→ **Exercise brief**
Copy each line of the material below that includes the string "type".

● ● ● ● ● ● ●

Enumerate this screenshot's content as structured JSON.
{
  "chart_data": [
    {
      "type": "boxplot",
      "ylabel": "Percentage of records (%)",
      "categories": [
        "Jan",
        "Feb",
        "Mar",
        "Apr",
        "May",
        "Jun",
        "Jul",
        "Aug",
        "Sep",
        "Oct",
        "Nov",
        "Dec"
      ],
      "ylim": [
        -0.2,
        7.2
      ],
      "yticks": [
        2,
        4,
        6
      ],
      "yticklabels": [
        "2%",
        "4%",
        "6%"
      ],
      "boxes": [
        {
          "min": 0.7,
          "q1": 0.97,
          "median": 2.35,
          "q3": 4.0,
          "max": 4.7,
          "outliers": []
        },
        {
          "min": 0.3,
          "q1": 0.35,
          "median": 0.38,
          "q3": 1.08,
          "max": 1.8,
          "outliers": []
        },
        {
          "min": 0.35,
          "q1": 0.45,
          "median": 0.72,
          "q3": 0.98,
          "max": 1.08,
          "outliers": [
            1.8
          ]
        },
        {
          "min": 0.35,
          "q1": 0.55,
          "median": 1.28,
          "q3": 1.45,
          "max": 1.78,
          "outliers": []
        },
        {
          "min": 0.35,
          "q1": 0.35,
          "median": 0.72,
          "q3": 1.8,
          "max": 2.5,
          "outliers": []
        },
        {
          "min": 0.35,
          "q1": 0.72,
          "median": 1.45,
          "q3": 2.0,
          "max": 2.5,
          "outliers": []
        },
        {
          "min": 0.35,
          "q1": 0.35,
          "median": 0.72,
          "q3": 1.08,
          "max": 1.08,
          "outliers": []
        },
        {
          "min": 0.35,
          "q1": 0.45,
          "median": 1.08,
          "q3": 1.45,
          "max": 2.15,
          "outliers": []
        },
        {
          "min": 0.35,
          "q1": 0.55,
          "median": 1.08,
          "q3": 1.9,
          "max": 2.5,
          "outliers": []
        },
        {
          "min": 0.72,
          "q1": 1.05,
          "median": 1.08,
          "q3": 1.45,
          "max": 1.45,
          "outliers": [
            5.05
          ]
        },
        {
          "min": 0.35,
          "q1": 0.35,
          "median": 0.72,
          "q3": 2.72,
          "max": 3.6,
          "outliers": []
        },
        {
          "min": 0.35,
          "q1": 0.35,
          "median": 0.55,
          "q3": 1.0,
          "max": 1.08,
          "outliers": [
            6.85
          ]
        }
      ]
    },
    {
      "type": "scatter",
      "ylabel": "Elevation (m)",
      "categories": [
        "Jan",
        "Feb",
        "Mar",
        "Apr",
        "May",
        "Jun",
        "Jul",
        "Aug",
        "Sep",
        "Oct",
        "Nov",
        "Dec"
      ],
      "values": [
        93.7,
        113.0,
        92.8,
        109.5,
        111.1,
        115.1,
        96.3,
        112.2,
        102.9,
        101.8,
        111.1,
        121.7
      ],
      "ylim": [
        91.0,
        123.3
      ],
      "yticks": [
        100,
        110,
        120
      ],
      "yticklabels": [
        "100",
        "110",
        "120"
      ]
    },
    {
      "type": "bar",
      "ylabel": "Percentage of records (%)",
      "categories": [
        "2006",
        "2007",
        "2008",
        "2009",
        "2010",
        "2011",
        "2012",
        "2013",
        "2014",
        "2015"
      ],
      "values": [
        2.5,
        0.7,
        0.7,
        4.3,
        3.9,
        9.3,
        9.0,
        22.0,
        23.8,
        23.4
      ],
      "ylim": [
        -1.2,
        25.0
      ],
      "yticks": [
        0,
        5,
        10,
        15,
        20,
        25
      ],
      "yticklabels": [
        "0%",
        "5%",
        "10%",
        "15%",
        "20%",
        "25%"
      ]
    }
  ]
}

● ● ● ● ● ● ●

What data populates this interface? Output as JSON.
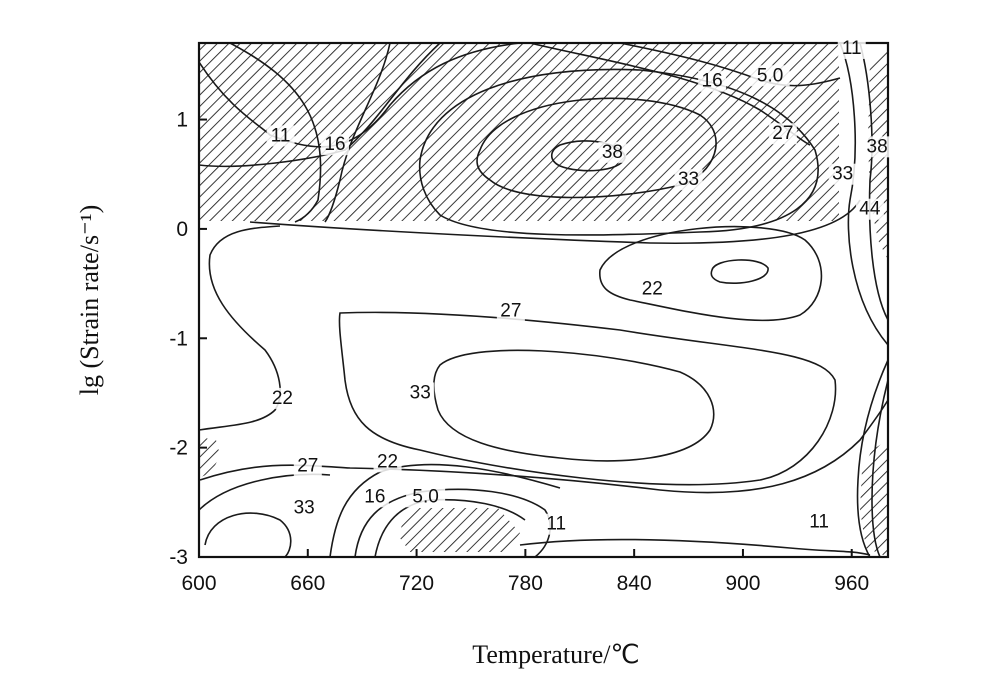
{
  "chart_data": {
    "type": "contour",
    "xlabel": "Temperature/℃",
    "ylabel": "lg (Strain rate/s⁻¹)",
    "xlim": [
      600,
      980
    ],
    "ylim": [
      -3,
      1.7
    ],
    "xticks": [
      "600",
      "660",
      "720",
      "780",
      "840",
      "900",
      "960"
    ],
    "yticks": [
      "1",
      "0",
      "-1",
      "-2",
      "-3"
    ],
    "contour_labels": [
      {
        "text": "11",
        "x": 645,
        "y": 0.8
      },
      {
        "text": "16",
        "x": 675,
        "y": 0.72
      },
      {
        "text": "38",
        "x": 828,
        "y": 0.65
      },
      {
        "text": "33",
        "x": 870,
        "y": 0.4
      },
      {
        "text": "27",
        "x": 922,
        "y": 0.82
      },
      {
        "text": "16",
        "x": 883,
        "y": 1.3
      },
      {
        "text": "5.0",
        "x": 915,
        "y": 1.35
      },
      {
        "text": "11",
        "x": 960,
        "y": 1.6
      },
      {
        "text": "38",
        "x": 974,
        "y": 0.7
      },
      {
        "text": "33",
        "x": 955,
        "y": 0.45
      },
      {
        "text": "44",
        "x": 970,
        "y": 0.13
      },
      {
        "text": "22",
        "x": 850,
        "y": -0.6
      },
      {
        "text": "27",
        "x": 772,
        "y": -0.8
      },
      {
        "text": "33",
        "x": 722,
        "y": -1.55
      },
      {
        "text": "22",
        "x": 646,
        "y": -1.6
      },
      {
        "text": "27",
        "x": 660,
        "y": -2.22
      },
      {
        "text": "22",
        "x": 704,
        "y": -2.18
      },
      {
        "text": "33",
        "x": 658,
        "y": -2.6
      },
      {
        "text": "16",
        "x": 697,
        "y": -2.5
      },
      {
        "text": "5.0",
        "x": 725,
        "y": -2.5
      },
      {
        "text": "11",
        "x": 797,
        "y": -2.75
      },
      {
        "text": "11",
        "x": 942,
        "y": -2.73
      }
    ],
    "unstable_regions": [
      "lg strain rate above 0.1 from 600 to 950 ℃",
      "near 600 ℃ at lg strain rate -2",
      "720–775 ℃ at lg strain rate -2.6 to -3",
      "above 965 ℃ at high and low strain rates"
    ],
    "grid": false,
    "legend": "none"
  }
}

● ● ● ● ● ● ●

→ **Complete answer**
      "type": "boxplot",
      "type": "scatter",
      "type": "bar",
    "type": "contour",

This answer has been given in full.